- **CHALLENGE**
Reproduce every line of the records below character for character.

- **Spatial annotation records**
#####

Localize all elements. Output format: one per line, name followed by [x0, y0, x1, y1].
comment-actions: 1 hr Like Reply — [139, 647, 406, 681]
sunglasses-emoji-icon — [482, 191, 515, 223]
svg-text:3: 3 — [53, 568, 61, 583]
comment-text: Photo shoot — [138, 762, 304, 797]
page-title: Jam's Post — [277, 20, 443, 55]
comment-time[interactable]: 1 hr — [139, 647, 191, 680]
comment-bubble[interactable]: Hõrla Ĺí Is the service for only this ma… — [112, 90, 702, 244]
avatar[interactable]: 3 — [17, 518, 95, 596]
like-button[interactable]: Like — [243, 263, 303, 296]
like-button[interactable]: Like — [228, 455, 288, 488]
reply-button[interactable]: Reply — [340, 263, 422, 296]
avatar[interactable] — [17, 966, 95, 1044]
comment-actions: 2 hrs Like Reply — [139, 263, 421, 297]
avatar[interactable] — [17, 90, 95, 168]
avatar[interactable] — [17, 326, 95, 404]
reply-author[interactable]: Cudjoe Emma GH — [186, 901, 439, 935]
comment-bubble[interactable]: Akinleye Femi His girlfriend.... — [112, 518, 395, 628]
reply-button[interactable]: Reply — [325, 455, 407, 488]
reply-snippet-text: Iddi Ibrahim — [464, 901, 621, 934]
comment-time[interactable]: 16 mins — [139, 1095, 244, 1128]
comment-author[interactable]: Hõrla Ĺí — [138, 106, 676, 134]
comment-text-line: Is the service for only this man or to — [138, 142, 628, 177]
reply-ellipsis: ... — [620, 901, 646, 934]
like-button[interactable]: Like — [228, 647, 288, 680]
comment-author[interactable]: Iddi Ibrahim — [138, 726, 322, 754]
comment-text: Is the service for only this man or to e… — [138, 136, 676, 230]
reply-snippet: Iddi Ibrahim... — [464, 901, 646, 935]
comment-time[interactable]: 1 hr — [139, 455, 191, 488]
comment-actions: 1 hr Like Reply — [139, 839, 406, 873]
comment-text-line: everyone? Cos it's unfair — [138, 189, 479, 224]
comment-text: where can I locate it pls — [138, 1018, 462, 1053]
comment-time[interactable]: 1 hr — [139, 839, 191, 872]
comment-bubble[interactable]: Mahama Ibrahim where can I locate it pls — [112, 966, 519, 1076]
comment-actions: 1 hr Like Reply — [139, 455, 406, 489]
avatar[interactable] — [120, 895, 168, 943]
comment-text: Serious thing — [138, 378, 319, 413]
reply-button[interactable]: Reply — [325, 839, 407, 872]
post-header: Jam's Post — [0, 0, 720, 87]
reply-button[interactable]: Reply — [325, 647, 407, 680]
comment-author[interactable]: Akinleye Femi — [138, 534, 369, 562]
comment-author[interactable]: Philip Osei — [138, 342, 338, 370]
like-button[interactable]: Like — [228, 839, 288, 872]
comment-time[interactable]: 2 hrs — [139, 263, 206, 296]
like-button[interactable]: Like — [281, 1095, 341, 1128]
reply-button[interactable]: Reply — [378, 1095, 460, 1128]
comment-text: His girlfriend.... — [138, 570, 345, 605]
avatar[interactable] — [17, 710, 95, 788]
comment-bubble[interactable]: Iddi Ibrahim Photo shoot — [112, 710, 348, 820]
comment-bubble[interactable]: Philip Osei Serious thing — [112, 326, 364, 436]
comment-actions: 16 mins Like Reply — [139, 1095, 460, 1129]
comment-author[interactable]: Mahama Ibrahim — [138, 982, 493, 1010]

#####

- **SOLUTION TO THE EXERCISE**
Localize all elements. Output format: one per line, name followed by [x0, y0, x1, y1].
comment-actions: 1 hr Like Reply — [139, 647, 406, 681]
sunglasses-emoji-icon — [482, 191, 515, 223]
svg-text:3: 3 — [53, 568, 61, 583]
comment-text: Photo shoot — [138, 762, 304, 797]
page-title: Jam's Post — [277, 20, 443, 55]
comment-time[interactable]: 1 hr — [139, 647, 191, 680]
comment-bubble[interactable]: Hõrla Ĺí Is the service for only this ma… — [112, 90, 702, 244]
avatar[interactable]: 3 — [17, 518, 95, 596]
like-button[interactable]: Like — [243, 263, 303, 296]
like-button[interactable]: Like — [228, 455, 288, 488]
reply-button[interactable]: Reply — [340, 263, 422, 296]
avatar[interactable] — [17, 966, 95, 1044]
comment-actions: 2 hrs Like Reply — [139, 263, 421, 297]
avatar[interactable] — [17, 90, 95, 168]
avatar[interactable] — [17, 326, 95, 404]
reply-author[interactable]: Cudjoe Emma GH — [186, 901, 439, 935]
comment-bubble[interactable]: Akinleye Femi His girlfriend.... — [112, 518, 395, 628]
reply-button[interactable]: Reply — [325, 455, 407, 488]
reply-snippet-text: Iddi Ibrahim — [464, 901, 621, 934]
comment-time[interactable]: 16 mins — [139, 1095, 244, 1128]
comment-author[interactable]: Hõrla Ĺí — [138, 106, 676, 134]
comment-text-line: Is the service for only this man or to — [138, 142, 628, 177]
reply-ellipsis: ... — [620, 901, 646, 934]
like-button[interactable]: Like — [228, 647, 288, 680]
comment-author[interactable]: Iddi Ibrahim — [138, 726, 322, 754]
comment-text: Is the service for only this man or to e… — [138, 136, 676, 230]
reply-snippet: Iddi Ibrahim... — [464, 901, 646, 935]
comment-time[interactable]: 1 hr — [139, 455, 191, 488]
comment-actions: 1 hr Like Reply — [139, 839, 406, 873]
comment-text-line: everyone? Cos it's unfair — [138, 189, 479, 224]
comment-text: where can I locate it pls — [138, 1018, 462, 1053]
comment-time[interactable]: 1 hr — [139, 839, 191, 872]
comment-bubble[interactable]: Mahama Ibrahim where can I locate it pls — [112, 966, 519, 1076]
comment-actions: 1 hr Like Reply — [139, 455, 406, 489]
avatar[interactable] — [120, 895, 168, 943]
comment-text: Serious thing — [138, 378, 319, 413]
reply-button[interactable]: Reply — [325, 839, 407, 872]
post-header: Jam's Post — [0, 0, 720, 87]
reply-button[interactable]: Reply — [325, 647, 407, 680]
comment-author[interactable]: Akinleye Femi — [138, 534, 369, 562]
comment-author[interactable]: Philip Osei — [138, 342, 338, 370]
like-button[interactable]: Like — [228, 839, 288, 872]
comment-time[interactable]: 2 hrs — [139, 263, 206, 296]
like-button[interactable]: Like — [281, 1095, 341, 1128]
reply-button[interactable]: Reply — [378, 1095, 460, 1128]
comment-text: His girlfriend.... — [138, 570, 345, 605]
avatar[interactable] — [17, 710, 95, 788]
comment-bubble[interactable]: Iddi Ibrahim Photo shoot — [112, 710, 348, 820]
comment-bubble[interactable]: Philip Osei Serious thing — [112, 326, 364, 436]
comment-actions: 16 mins Like Reply — [139, 1095, 460, 1129]
comment-author[interactable]: Mahama Ibrahim — [138, 982, 493, 1010]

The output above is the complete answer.